**PROBLEM 1:**
From the risk management study text, reproduce the passage word for word, beginning at the words "Treatment methods will" and ending after the words "the best technique.".

**TEXT SECTION:**
━━━━

Study 3 – The Risk Management Process Continued
1. What factors affect the selection of the best risk management technique for risk exposures? (p. 2)
Once exposures have been identified and analyzed and alternative risk management techniques formulated to minimize the effects of those exposures, the best apparent technique or combination of techniques for dealing with each exposure is chosen.
Treatment methods will be combined and integrated to effectively and economically control exposures. Each client is unique and must be examined independently to assess the appropriate choice for it. But the future is uncertain, the choice made can only reflect what appears to be the best technique.
2. Described the “insurance method” approach to the purchase of insurance? (p. 2)
One approach to technique selection which was once very widely used was the insurance method.
The potential client asked the producer or the insurer to price all possible insurance coverages and to assist in prioritizing the various kinds of insurance into three categories: essential, desirable and available. The buyer would then start with the essential coverages and continue to buy until funds budgeted for insurance were used up.

━━━━

**RECORDS SHOWN:**

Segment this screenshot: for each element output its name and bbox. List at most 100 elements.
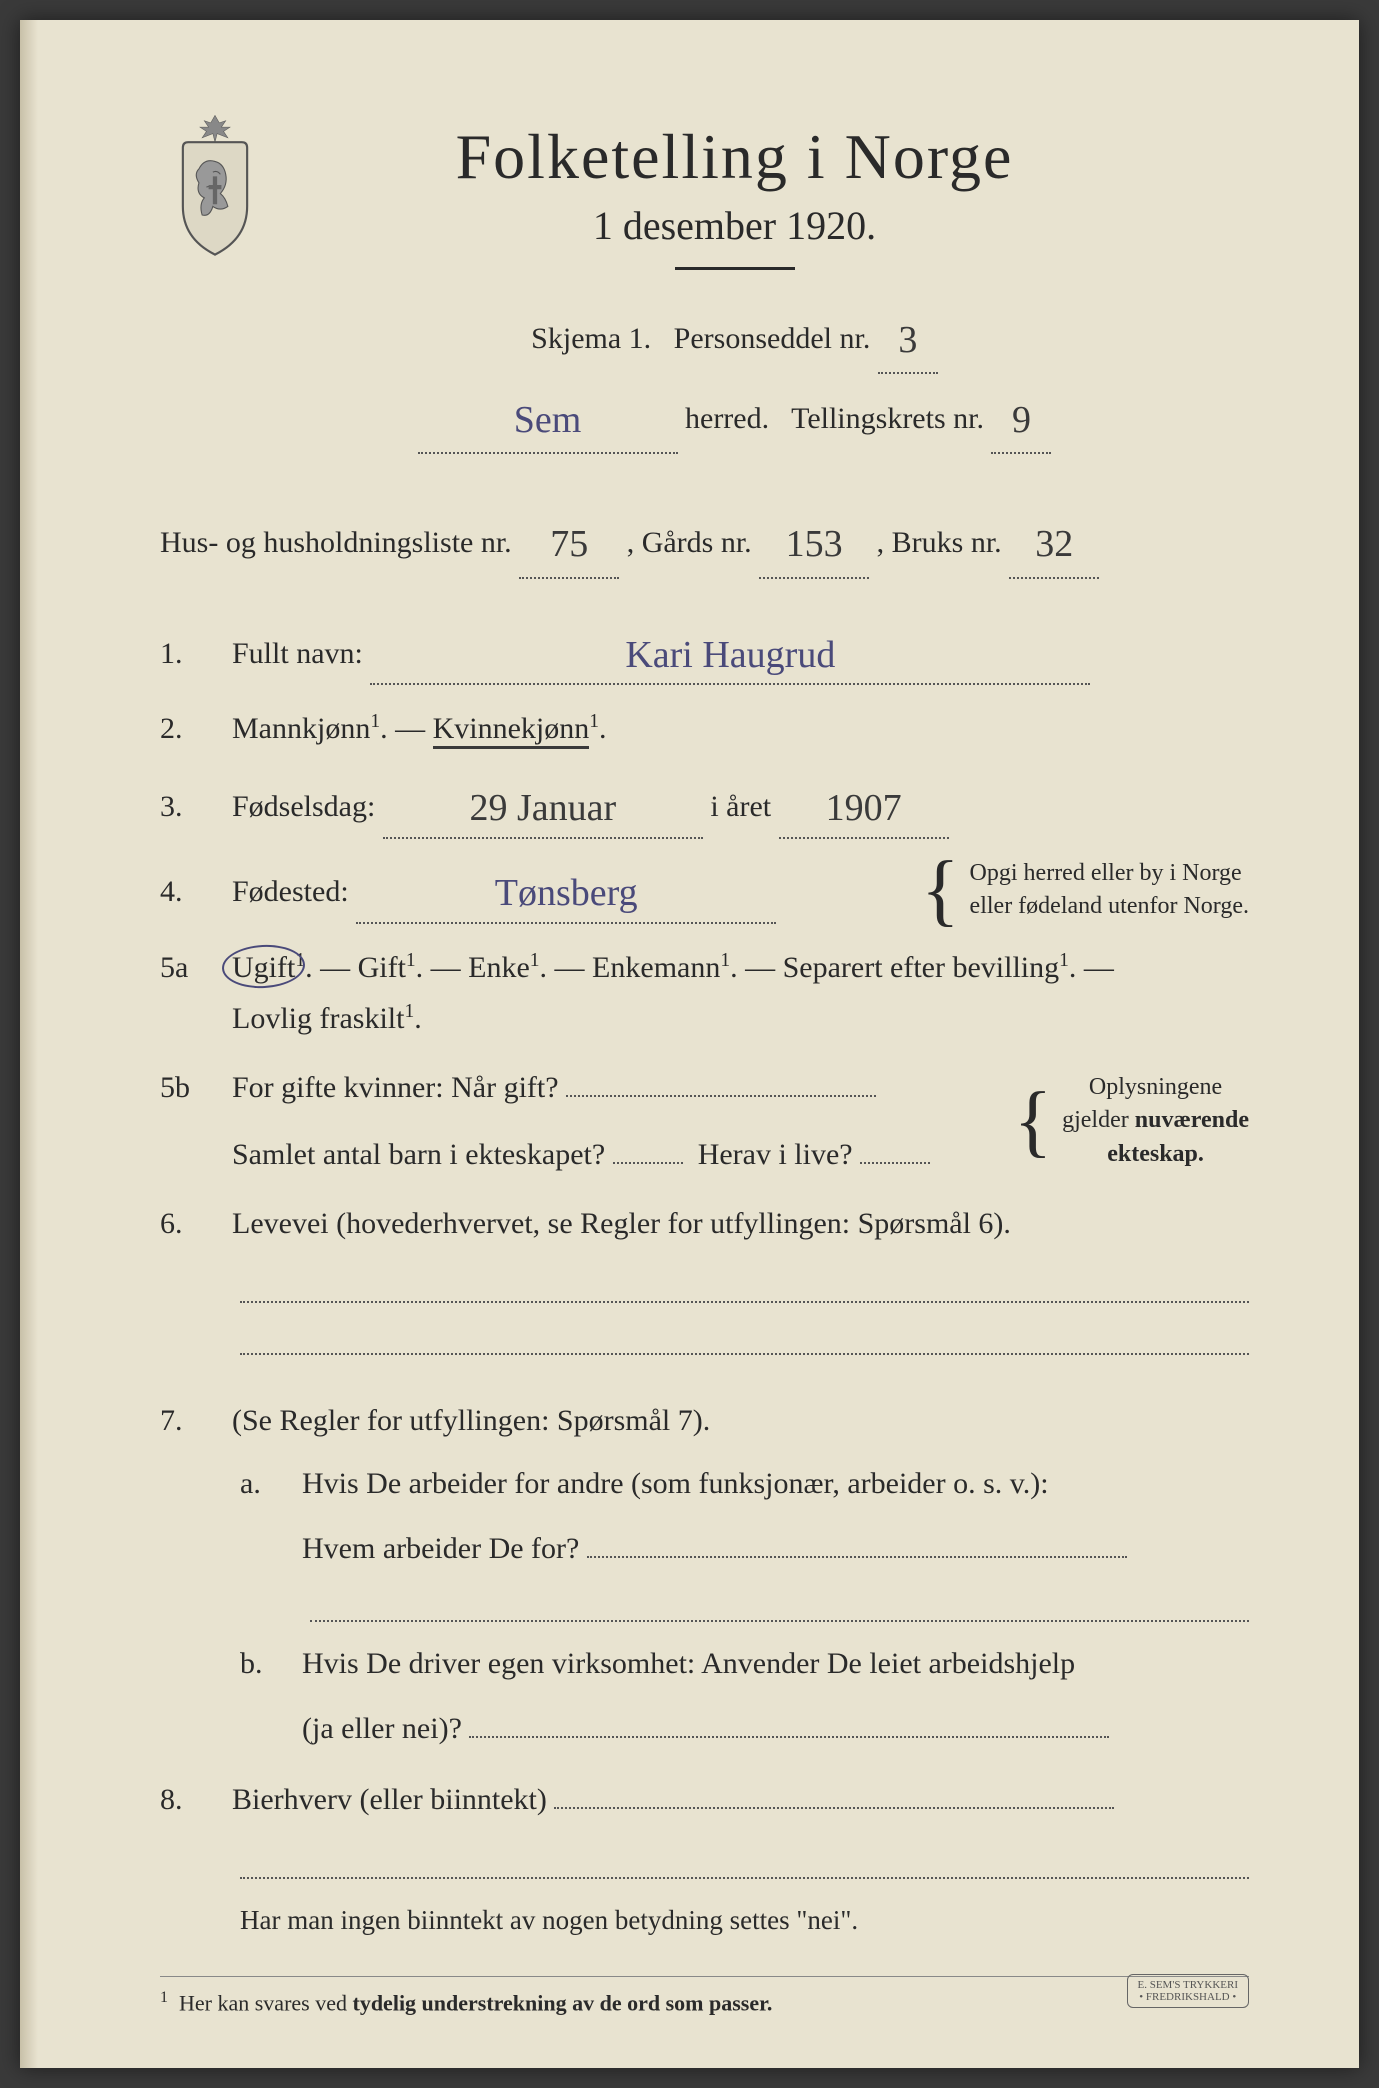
q6-field-2 [240, 1319, 1249, 1355]
q1-row: 1. Fullt navn: Kari Haugrud [160, 619, 1249, 686]
q7-row: 7. (Se Regler for utfyllingen: Spørsmål … [160, 1395, 1249, 1446]
q1-num: 1. [160, 628, 220, 679]
q3-day-field: 29 Januar [383, 772, 703, 839]
q4-label: Fødested: [232, 875, 349, 908]
herred-field: Sem [418, 380, 678, 454]
q5b-note-l2: gjelder nuværende [1062, 1104, 1249, 1138]
bruks-field: 32 [1009, 504, 1099, 578]
q5a-opt6: Lovlig fraskilt [232, 1002, 404, 1035]
q5b-num: 5b [160, 1062, 220, 1113]
q7b-row: b. Hvis De driver egen virksomhet: Anven… [160, 1638, 1249, 1754]
krets-field: 9 [991, 380, 1051, 454]
coat-of-arms [160, 110, 270, 260]
person-nr-field: 3 [878, 300, 938, 374]
q5a-content: Ugift1. — Gift1. — Enke1. — Enkemann1. —… [232, 942, 1249, 1044]
q3-num: 3. [160, 781, 220, 832]
q7b-content: Hvis De driver egen virksomhet: Anvender… [302, 1638, 1249, 1754]
q4-field: Tønsberg [356, 857, 776, 924]
q5b-row: 5b For gifte kvinner: Når gift? Samlet a… [160, 1062, 1249, 1180]
q4-num: 4. [160, 866, 220, 917]
q8-label: Bierhverv (eller biinntekt) [232, 1783, 547, 1816]
q5b-live-field [860, 1162, 930, 1164]
person-nr-value: 3 [898, 319, 917, 361]
q2-content: Mannkjønn1. — Kvinnekjønn1. [232, 703, 1249, 754]
footnote-sup: 1 [160, 1989, 168, 2006]
q3-content: Fødselsdag: 29 Januar i året 1907 [232, 772, 1249, 839]
q7b-l1: Hvis De driver egen virksomhet: Anvender… [302, 1638, 1249, 1689]
q2-num: 2. [160, 703, 220, 754]
q5b-brace: { [1014, 1093, 1052, 1149]
q3-label: Fødselsdag: [232, 790, 375, 823]
q5b-note-l3: ekteskap. [1062, 1138, 1249, 1172]
q2-m-sup: 1 [370, 711, 380, 732]
q5a-opt2: Gift [358, 951, 406, 984]
q7b-num: b. [240, 1638, 290, 1689]
q7b-l2: (ja eller nei)? [302, 1712, 462, 1745]
q1-field: Kari Haugrud [370, 619, 1090, 686]
footnote-text: Her kan svares ved [179, 1991, 353, 2016]
q4-note-l2: eller fødeland utenfor Norge. [970, 890, 1249, 924]
q6-content: Levevei (hovederhvervet, se Regler for u… [232, 1198, 1249, 1249]
q5a-opt5: Separert efter bevilling [783, 951, 1060, 984]
q8-note: Har man ingen biinntekt av nogen betydni… [160, 1895, 1249, 1946]
subtitle: 1 desember 1920. [220, 202, 1249, 249]
q5b-gift-field [566, 1095, 876, 1097]
q7a-field [587, 1556, 1127, 1558]
q3-day-value: 29 Januar [470, 787, 617, 829]
bruks-value: 32 [1035, 523, 1073, 565]
krets-value: 9 [1012, 399, 1031, 441]
q5b-note: Oplysningene gjelder nuværende ekteskap. [1062, 1071, 1249, 1172]
q5b-l2a: Samlet antal barn i ekteskapet? [232, 1138, 605, 1171]
q3-year-label: i året [710, 790, 771, 823]
q5b-l1a: For gifte kvinner: Når gift? [232, 1071, 559, 1104]
q2-m: Mannkjønn [232, 712, 370, 745]
q6-label: Levevei (hovederhvervet, se Regler for u… [232, 1207, 1011, 1240]
herred-value: Sem [514, 399, 582, 441]
header: Folketelling i Norge 1 desember 1920. Sk… [160, 120, 1249, 454]
title-rule [675, 267, 795, 270]
hus-line: Hus- og husholdningsliste nr. 75 , Gårds… [160, 504, 1249, 578]
q8-content: Bierhverv (eller biinntekt) [232, 1774, 1249, 1825]
q5a-opt3: Enke [468, 951, 530, 984]
stamp-l2: • FREDRIKSHALD • [1138, 1991, 1239, 2003]
q4-brace: { [921, 862, 959, 918]
q5a-opt4: Enkemann [592, 951, 720, 984]
q7a-num: a. [240, 1458, 290, 1509]
q5b-barn-field [613, 1162, 683, 1164]
q4-note-l1: Opgi herred eller by i Norge [970, 857, 1249, 891]
q8-row: 8. Bierhverv (eller biinntekt) [160, 1774, 1249, 1825]
footnote: 1 Her kan svares ved tydelig understrekn… [160, 1989, 1249, 2016]
q7a-l1: Hvis De arbeider for andre (som funksjon… [302, 1458, 1249, 1509]
title-block: Folketelling i Norge 1 desember 1920. Sk… [160, 120, 1249, 454]
herred-line: Sem herred. Tellingskrets nr. 9 [220, 380, 1249, 454]
q7a-field-2 [310, 1586, 1249, 1622]
q6-num: 6. [160, 1198, 220, 1249]
q3-year-value: 1907 [826, 787, 902, 829]
q7a-content: Hvis De arbeider for andre (som funksjon… [302, 1458, 1249, 1574]
q5a-opt1: Ugift [232, 951, 295, 984]
q4-note: Opgi herred eller by i Norge eller fødel… [970, 857, 1249, 924]
q7a-row: a. Hvis De arbeider for andre (som funks… [160, 1458, 1249, 1574]
main-title: Folketelling i Norge [220, 120, 1249, 194]
stamp-l1: E. SEM'S TRYKKERI [1138, 1979, 1239, 1991]
q1-value: Kari Haugrud [625, 634, 835, 676]
gards-field: 153 [759, 504, 869, 578]
q5b-l2b: Herav i live? [698, 1138, 853, 1171]
q4-content: Fødested: Tønsberg { Opgi herred eller b… [232, 857, 1249, 924]
q2-k: Kvinnekjønn [433, 712, 590, 749]
gards-label: , Gårds nr. [627, 526, 752, 559]
q2-m-dot: . [380, 712, 388, 745]
footnote-rule [160, 1976, 1249, 1977]
q7-block: 7. (Se Regler for utfyllingen: Spørsmål … [160, 1395, 1249, 1754]
q6-field-1 [240, 1267, 1249, 1303]
person-label: Personseddel nr. [674, 322, 871, 355]
bruks-label: , Bruks nr. [877, 526, 1002, 559]
skjema-label: Skjema 1. [531, 322, 651, 355]
footnote-bold: tydelig understrekning av de ord som pas… [353, 1991, 773, 2016]
q7b-field [469, 1736, 1109, 1738]
herred-label: herred. [685, 402, 769, 435]
hus-value: 75 [550, 523, 588, 565]
skjema-line: Skjema 1. Personseddel nr. 3 [220, 300, 1249, 374]
census-form-page: Folketelling i Norge 1 desember 1920. Sk… [20, 20, 1359, 2068]
q3-row: 3. Fødselsdag: 29 Januar i året 1907 [160, 772, 1249, 839]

━━━━

**PROBLEM 2:**
Among the rows, rewrite the lines beginning at the line that has "q6-field-2 [240, 1319, 1249, 1355]" and ending after the line that has "bruks-field: 32 [1009, 504, 1099, 578]", substituting "district-field" for "herred-field" and leaving everything else unchanged. Return only those lines.

**TASK RESULT 1:**
Treatment methods will be combined and integrated to effectively and economically control exposures. Each client is unique and must be examined independently to assess the appropriate choice for it. But the future is uncertain, the choice made can only reflect what appears to be the best technique.

**TASK RESULT 2:**
q6-field-2 [240, 1319, 1249, 1355]
q1-row: 1. Fullt navn: Kari Haugrud [160, 619, 1249, 686]
q7-row: 7. (Se Regler for utfyllingen: Spørsmål … [160, 1395, 1249, 1446]
q1-num: 1. [160, 628, 220, 679]
q3-day-field: 29 Januar [383, 772, 703, 839]
q4-label: Fødested: [232, 875, 349, 908]
district-field: Sem [418, 380, 678, 454]
q5b-note-l2: gjelder nuværende [1062, 1104, 1249, 1138]
bruks-field: 32 [1009, 504, 1099, 578]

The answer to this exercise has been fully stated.